Directions -
Omit all pictures, then retype the data exactly as given.
--- BEGIN Input material ---
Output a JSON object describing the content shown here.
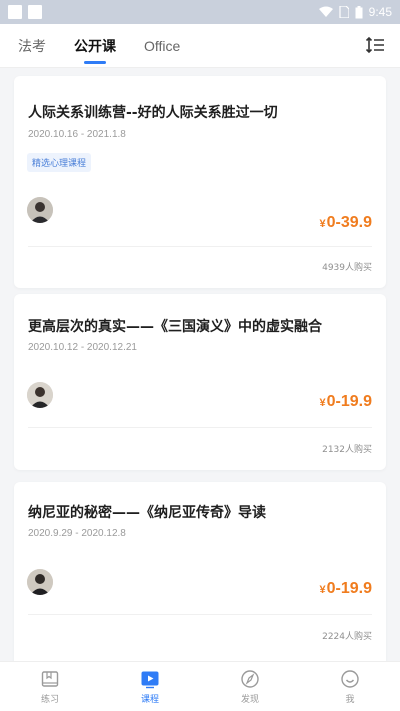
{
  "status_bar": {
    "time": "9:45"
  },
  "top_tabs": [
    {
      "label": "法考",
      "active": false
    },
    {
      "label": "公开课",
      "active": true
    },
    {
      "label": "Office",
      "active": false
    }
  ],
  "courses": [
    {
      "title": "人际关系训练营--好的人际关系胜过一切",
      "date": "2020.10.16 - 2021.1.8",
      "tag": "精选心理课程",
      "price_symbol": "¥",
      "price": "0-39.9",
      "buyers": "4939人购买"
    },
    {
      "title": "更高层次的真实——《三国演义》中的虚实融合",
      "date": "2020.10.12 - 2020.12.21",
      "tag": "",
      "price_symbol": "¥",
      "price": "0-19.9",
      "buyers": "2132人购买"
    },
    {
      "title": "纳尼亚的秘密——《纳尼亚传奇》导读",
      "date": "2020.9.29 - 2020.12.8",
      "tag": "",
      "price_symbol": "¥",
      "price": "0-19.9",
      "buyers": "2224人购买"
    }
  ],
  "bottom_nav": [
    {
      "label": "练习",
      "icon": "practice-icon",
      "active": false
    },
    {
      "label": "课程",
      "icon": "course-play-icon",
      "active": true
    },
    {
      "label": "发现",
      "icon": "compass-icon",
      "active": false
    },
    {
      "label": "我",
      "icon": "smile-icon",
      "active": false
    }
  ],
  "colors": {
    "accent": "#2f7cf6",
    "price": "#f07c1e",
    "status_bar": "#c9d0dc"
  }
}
--- END Input material ---
Solution for this problem -
Output a JSON object describing the content shown here.
{
  "status_bar": {
    "time": "9:45"
  },
  "top_tabs": [
    {
      "label": "法考",
      "active": false
    },
    {
      "label": "公开课",
      "active": true
    },
    {
      "label": "Office",
      "active": false
    }
  ],
  "courses": [
    {
      "title": "人际关系训练营--好的人际关系胜过一切",
      "date": "2020.10.16 - 2021.1.8",
      "tag": "精选心理课程",
      "price_symbol": "¥",
      "price": "0-39.9",
      "buyers": "4939人购买"
    },
    {
      "title": "更高层次的真实——《三国演义》中的虚实融合",
      "date": "2020.10.12 - 2020.12.21",
      "tag": "",
      "price_symbol": "¥",
      "price": "0-19.9",
      "buyers": "2132人购买"
    },
    {
      "title": "纳尼亚的秘密——《纳尼亚传奇》导读",
      "date": "2020.9.29 - 2020.12.8",
      "tag": "",
      "price_symbol": "¥",
      "price": "0-19.9",
      "buyers": "2224人购买"
    }
  ],
  "bottom_nav": [
    {
      "label": "练习",
      "icon": "practice-icon",
      "active": false
    },
    {
      "label": "课程",
      "icon": "course-play-icon",
      "active": true
    },
    {
      "label": "发现",
      "icon": "compass-icon",
      "active": false
    },
    {
      "label": "我",
      "icon": "smile-icon",
      "active": false
    }
  ],
  "colors": {
    "accent": "#2f7cf6",
    "price": "#f07c1e",
    "status_bar": "#c9d0dc"
  }
}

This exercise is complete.